What to work on: Copy, from the entries below, each line where the word "name" can be found.

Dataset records
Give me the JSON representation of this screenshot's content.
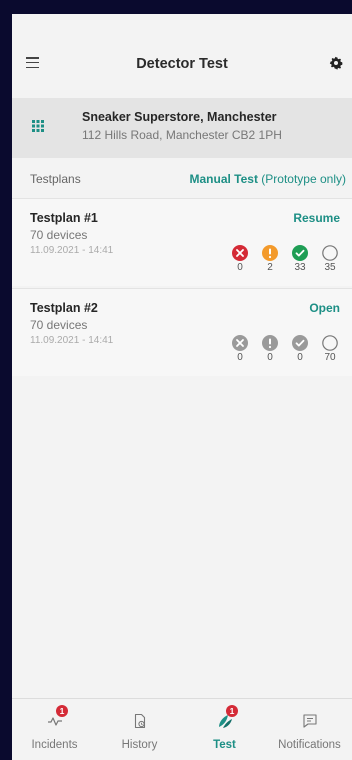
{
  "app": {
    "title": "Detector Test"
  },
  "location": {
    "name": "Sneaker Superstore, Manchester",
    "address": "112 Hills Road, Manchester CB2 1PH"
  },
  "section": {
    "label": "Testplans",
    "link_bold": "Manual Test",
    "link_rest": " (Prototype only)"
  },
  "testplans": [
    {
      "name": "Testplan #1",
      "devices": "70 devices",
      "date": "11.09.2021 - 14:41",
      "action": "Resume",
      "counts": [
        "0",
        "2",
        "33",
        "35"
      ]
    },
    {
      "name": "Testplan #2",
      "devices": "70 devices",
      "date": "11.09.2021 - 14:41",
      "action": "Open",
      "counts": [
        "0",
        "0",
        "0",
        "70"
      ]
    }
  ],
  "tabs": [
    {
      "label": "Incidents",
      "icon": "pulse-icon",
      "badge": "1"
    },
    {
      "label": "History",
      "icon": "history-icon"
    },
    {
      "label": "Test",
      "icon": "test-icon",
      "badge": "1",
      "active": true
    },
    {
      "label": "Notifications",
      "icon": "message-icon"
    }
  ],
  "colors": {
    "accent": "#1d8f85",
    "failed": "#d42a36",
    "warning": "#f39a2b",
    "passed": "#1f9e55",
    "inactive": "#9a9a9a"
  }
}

--

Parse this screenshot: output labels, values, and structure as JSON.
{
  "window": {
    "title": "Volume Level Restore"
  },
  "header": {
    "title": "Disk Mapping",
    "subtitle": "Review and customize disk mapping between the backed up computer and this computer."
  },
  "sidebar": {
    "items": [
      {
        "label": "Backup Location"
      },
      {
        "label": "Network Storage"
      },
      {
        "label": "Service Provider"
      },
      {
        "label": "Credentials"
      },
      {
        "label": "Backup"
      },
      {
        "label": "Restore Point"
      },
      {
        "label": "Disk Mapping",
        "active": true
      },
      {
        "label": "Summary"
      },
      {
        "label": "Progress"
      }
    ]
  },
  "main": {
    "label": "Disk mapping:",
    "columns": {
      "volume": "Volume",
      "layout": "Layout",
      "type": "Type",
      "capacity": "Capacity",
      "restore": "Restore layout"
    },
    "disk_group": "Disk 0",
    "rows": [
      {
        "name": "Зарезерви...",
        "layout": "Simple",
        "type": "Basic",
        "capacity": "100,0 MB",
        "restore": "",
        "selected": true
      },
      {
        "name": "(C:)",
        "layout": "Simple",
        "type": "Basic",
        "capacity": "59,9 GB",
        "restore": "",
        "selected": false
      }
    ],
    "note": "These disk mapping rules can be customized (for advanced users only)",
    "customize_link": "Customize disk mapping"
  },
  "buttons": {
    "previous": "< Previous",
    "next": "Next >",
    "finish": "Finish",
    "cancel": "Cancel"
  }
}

* * *

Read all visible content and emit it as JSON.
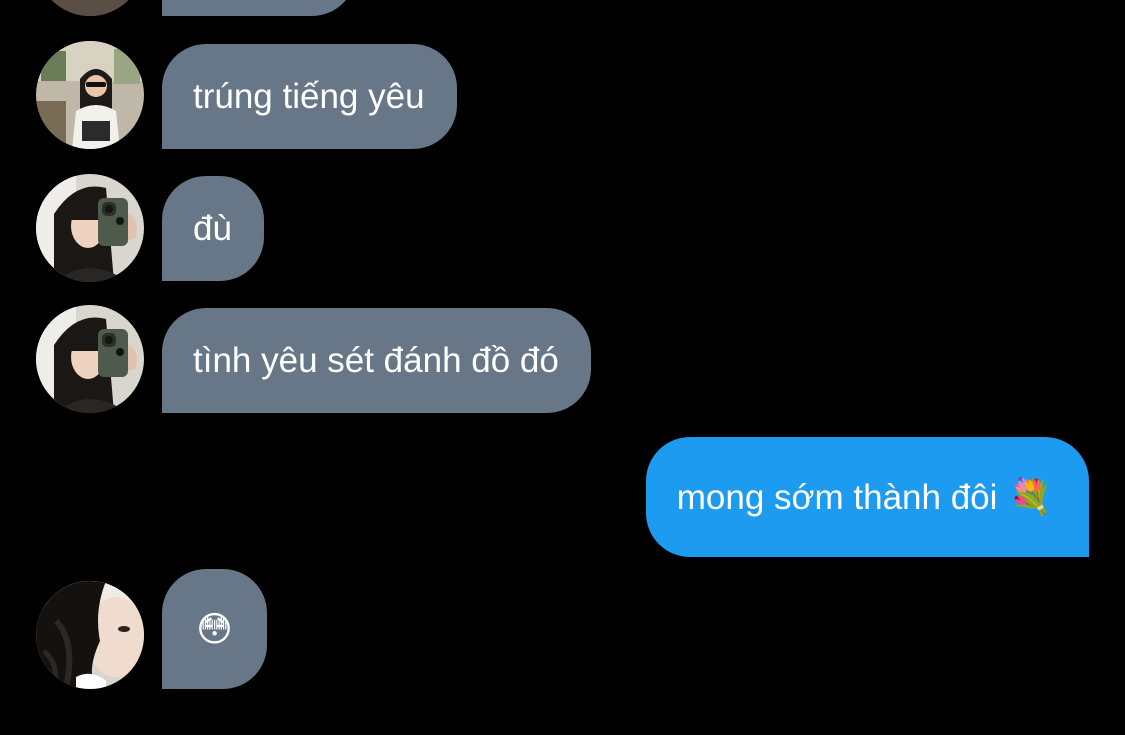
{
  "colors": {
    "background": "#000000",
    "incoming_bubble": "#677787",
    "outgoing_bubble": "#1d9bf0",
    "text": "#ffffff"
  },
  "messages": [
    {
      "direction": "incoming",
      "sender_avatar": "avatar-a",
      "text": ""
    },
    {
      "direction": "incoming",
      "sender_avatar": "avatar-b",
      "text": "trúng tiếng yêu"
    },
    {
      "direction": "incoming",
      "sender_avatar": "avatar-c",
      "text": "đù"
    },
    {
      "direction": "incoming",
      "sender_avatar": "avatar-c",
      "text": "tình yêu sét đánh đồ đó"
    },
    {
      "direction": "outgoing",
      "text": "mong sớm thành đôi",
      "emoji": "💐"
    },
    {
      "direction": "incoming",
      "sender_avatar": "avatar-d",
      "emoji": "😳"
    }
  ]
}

Response:
    "name": "Sneaker Superstore, Manchester",
      "name": "Testplan #1",
      "name": "Testplan #2",
        "name": "Зарезерви...",
        "name": "(C:)",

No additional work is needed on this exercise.